* _Exercise details_:
Pull out all lines from the listing below in which the word "Toys" appears.

* _Data listing_:
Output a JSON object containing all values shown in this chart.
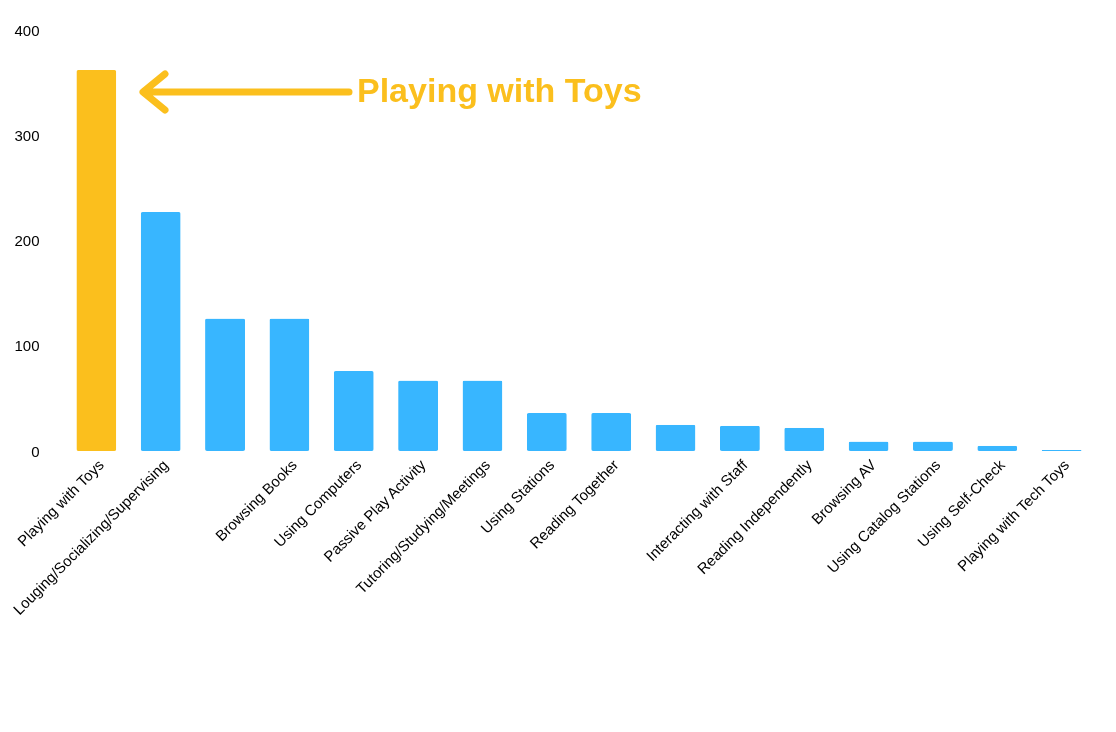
{
  "chart_data": {
    "type": "bar",
    "categories": [
      "Playing with Toys",
      "Louging/Socializing/Supervising",
      null,
      "Browsing Books",
      "Using Computers",
      "Passive Play Activity",
      "Tutoring/Studying/Meetings",
      "Using Stations",
      "Reading Together",
      null,
      "Interacting with Staff",
      "Reading Independently",
      "Browsing AV",
      "Using Catalog Stations",
      "Using Self-Check",
      "Playing with Tech Toys"
    ],
    "values": [
      362,
      227,
      126,
      126,
      76,
      67,
      67,
      36,
      36,
      25,
      24,
      22,
      9,
      9,
      5,
      1
    ],
    "colors": [
      "#fbbf1d",
      "#38b6ff",
      "#38b6ff",
      "#38b6ff",
      "#38b6ff",
      "#38b6ff",
      "#38b6ff",
      "#38b6ff",
      "#38b6ff",
      "#38b6ff",
      "#38b6ff",
      "#38b6ff",
      "#38b6ff",
      "#38b6ff",
      "#38b6ff",
      "#38b6ff"
    ],
    "ylim": [
      0,
      400
    ],
    "yticks": [
      0,
      100,
      200,
      300,
      400
    ],
    "grid": false,
    "annotations": [
      "Playing with Toys"
    ]
  }
}
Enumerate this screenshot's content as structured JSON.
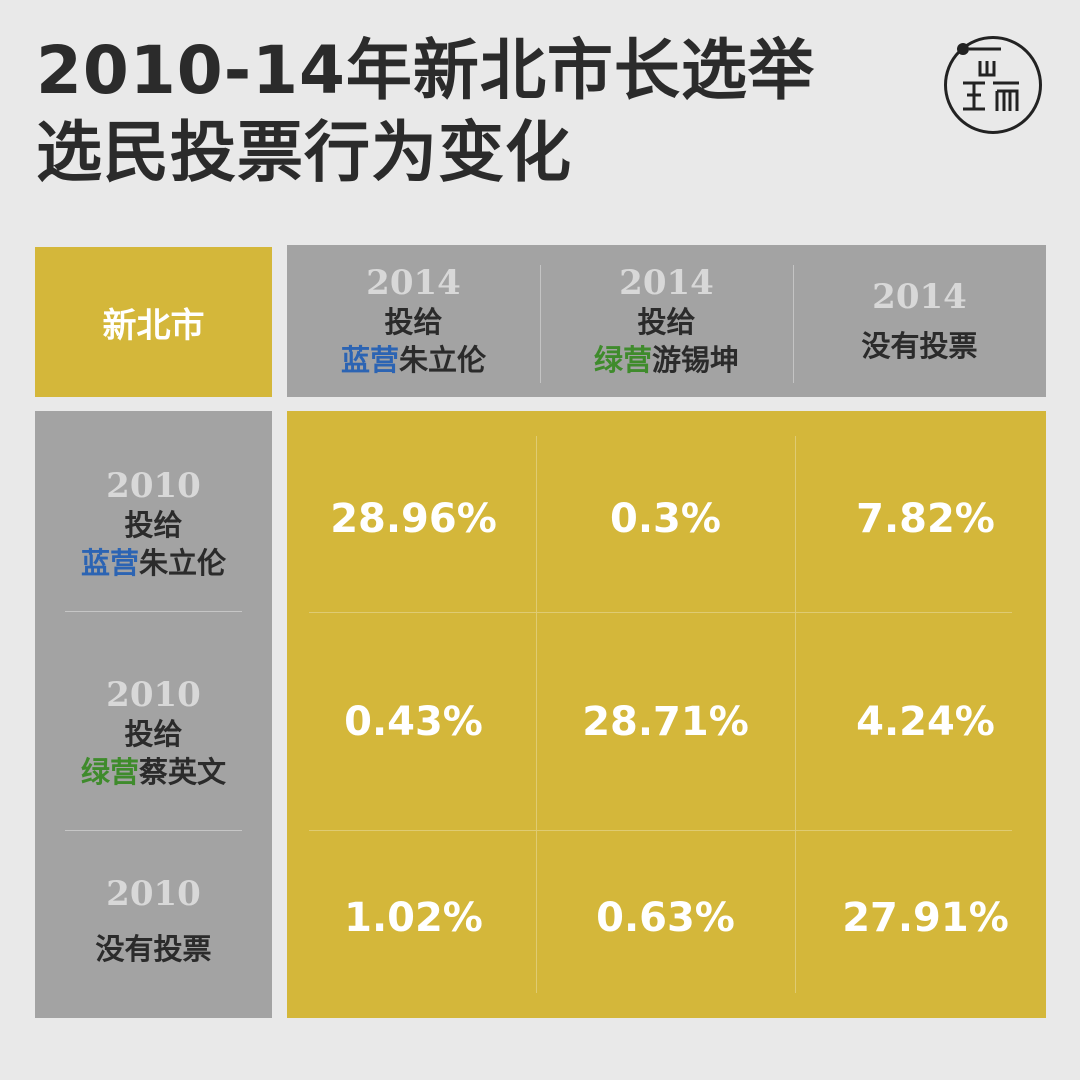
{
  "title": {
    "line1": "2010-14年新北市长选举",
    "line2": "选民投票行为变化"
  },
  "logo": {
    "text": "端",
    "icon": "logo-icon"
  },
  "colors": {
    "gold": "#d4b73a",
    "gray": "#a3a3a3",
    "blue_camp": "#2c64b3",
    "green_camp": "#3f8b2c"
  },
  "chart_data": {
    "type": "table",
    "corner_label": "新北市",
    "columns": [
      {
        "year": "2014",
        "line1": "投给",
        "camp": "蓝营",
        "camp_color": "blue",
        "candidate": "朱立伦"
      },
      {
        "year": "2014",
        "line1": "投给",
        "camp": "绿营",
        "camp_color": "green",
        "candidate": "游锡坤"
      },
      {
        "year": "2014",
        "line1": "",
        "camp": "",
        "camp_color": "",
        "candidate": "没有投票"
      }
    ],
    "rows": [
      {
        "year": "2010",
        "line1": "投给",
        "camp": "蓝营",
        "camp_color": "blue",
        "candidate": "朱立伦"
      },
      {
        "year": "2010",
        "line1": "投给",
        "camp": "绿营",
        "camp_color": "green",
        "candidate": "蔡英文"
      },
      {
        "year": "2010",
        "line1": "",
        "camp": "",
        "camp_color": "",
        "candidate": "没有投票"
      }
    ],
    "cells": [
      [
        "28.96%",
        "0.3%",
        "7.82%"
      ],
      [
        "0.43%",
        "28.71%",
        "4.24%"
      ],
      [
        "1.02%",
        "0.63%",
        "27.91%"
      ]
    ],
    "values_percent": [
      [
        28.96,
        0.3,
        7.82
      ],
      [
        0.43,
        28.71,
        4.24
      ],
      [
        1.02,
        0.63,
        27.91
      ]
    ]
  }
}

* _Response to this task_:
      "Playing with Toys",
      "Playing with Tech Toys"
      "Playing with Toys"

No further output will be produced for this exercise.